▸ Work to be completed
Identify each line below containing the string "ylabel" and copy it.

--- start Record excerpts ---

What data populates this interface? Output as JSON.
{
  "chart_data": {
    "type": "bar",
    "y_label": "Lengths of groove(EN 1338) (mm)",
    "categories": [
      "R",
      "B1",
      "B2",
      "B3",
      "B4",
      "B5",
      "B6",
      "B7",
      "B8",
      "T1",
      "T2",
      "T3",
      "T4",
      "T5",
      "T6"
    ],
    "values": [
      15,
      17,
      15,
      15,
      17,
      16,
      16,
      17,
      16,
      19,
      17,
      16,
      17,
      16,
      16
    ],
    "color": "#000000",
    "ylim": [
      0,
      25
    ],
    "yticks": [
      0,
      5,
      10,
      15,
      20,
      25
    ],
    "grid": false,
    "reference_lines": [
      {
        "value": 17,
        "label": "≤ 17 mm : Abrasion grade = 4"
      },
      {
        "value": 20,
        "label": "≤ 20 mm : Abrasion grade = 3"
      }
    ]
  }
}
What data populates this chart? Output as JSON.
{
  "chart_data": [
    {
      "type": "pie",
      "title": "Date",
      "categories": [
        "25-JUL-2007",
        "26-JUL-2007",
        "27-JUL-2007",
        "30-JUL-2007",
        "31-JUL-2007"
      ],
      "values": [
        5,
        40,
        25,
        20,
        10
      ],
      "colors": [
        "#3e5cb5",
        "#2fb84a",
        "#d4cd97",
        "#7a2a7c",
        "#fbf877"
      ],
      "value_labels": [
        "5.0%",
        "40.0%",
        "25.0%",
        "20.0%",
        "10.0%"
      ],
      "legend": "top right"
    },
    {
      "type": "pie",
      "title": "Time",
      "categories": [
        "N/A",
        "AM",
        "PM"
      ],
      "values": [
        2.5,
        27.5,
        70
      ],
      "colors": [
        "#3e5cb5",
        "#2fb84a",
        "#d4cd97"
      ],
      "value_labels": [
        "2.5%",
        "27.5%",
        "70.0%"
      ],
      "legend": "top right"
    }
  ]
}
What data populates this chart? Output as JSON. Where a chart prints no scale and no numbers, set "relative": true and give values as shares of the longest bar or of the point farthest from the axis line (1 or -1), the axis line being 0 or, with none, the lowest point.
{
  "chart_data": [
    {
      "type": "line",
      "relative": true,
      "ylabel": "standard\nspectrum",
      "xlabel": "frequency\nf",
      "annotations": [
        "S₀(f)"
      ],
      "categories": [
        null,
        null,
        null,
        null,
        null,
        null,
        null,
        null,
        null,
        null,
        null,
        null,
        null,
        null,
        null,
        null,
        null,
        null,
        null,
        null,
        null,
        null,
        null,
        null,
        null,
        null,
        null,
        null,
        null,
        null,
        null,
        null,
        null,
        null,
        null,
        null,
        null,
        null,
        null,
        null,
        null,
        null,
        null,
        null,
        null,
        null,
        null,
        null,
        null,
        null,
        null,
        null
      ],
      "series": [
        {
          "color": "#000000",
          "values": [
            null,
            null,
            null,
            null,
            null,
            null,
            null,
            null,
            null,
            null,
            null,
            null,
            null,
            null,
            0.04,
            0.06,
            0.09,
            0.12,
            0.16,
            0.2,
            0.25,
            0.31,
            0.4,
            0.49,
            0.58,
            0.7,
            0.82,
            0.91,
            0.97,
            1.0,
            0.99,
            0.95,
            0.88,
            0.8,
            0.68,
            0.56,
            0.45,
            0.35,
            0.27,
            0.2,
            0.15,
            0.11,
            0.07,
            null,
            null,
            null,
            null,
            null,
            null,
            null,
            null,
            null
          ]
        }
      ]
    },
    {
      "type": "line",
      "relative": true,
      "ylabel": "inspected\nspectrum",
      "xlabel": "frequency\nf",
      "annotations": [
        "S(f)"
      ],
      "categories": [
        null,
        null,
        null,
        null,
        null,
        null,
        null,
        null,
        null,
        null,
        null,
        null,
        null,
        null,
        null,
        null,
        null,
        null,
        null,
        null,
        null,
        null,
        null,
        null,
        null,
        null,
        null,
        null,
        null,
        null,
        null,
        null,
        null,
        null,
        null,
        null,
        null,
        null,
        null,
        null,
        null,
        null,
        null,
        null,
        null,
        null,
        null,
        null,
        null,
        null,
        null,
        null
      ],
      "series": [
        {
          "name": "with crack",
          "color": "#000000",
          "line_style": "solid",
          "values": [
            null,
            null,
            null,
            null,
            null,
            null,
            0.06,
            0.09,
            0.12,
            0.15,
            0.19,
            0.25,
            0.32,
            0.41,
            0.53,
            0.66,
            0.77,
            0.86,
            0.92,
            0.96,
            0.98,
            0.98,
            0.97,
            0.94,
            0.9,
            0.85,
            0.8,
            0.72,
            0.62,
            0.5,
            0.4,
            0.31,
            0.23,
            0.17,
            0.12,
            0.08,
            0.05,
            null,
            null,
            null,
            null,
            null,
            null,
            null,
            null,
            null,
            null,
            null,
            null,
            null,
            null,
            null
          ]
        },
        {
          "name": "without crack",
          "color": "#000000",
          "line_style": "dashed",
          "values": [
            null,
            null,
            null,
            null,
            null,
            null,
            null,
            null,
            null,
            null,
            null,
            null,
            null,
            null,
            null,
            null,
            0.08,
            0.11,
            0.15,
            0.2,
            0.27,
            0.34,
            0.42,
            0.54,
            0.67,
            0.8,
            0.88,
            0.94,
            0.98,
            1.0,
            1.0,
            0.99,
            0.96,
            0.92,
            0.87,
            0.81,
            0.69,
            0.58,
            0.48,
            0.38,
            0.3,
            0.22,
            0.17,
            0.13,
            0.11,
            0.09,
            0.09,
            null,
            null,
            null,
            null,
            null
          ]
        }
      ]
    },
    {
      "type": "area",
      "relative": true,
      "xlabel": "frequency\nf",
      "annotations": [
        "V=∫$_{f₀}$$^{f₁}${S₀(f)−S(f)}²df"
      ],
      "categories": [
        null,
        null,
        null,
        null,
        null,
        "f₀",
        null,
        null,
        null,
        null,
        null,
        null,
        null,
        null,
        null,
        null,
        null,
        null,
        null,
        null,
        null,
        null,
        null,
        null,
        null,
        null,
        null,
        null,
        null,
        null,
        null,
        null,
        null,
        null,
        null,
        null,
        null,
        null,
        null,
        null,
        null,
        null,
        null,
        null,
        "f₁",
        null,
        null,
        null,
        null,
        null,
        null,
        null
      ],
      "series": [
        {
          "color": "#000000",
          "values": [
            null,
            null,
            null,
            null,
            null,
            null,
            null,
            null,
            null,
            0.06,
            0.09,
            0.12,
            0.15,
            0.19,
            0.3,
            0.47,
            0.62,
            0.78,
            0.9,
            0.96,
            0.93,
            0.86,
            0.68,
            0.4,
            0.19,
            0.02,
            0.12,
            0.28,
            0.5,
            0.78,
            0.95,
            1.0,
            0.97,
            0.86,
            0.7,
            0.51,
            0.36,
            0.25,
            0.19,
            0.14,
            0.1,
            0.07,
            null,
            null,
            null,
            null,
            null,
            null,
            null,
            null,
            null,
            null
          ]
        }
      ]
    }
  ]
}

--- end Record excerpts ---

▸ Exercise result
      "ylabel": "standard\nspectrum",
      "ylabel": "inspected\nspectrum",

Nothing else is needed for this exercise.